▸ **Short problem**: From the entries that follow, gather each line holding the word "this".

Saved data entries
= = = =

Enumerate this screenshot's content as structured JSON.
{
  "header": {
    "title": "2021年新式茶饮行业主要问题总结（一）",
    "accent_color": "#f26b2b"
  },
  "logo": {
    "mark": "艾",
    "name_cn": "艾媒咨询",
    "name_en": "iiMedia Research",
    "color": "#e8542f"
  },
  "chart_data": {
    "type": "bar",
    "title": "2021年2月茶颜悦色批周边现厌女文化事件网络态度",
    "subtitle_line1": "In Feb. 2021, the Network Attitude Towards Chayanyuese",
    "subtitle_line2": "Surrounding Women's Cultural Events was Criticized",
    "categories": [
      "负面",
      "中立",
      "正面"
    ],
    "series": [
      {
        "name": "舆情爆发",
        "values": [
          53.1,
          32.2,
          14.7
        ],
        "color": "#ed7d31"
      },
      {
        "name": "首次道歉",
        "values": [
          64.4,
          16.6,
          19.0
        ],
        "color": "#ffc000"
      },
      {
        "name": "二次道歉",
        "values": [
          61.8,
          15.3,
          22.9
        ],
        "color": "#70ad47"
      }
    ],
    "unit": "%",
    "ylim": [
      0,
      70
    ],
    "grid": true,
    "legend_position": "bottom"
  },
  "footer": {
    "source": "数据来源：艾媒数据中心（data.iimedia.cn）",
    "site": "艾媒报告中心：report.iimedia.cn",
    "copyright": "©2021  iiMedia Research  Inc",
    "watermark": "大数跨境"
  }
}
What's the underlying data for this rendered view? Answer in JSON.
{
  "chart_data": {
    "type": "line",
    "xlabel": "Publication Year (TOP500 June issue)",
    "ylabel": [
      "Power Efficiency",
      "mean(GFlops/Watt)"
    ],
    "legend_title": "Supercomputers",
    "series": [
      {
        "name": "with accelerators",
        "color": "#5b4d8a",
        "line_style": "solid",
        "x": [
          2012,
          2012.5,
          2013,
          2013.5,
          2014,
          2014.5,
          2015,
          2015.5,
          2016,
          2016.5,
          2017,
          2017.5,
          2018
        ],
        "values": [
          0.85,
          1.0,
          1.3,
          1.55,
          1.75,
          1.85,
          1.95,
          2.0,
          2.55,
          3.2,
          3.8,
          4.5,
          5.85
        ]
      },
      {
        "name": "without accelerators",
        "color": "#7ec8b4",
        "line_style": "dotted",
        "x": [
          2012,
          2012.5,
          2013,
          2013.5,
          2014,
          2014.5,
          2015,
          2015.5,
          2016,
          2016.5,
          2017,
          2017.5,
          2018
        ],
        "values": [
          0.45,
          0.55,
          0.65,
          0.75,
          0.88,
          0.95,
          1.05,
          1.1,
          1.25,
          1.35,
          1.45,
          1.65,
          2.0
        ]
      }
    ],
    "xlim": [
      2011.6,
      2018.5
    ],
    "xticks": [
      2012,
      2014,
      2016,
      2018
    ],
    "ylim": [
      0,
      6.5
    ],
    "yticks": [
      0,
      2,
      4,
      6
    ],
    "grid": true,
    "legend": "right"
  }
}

= = = =

▸ **Reply**:
Enumerate this screenshot's content as structured JSON.
What's the underlying data for this rendered view? Answer in JSON.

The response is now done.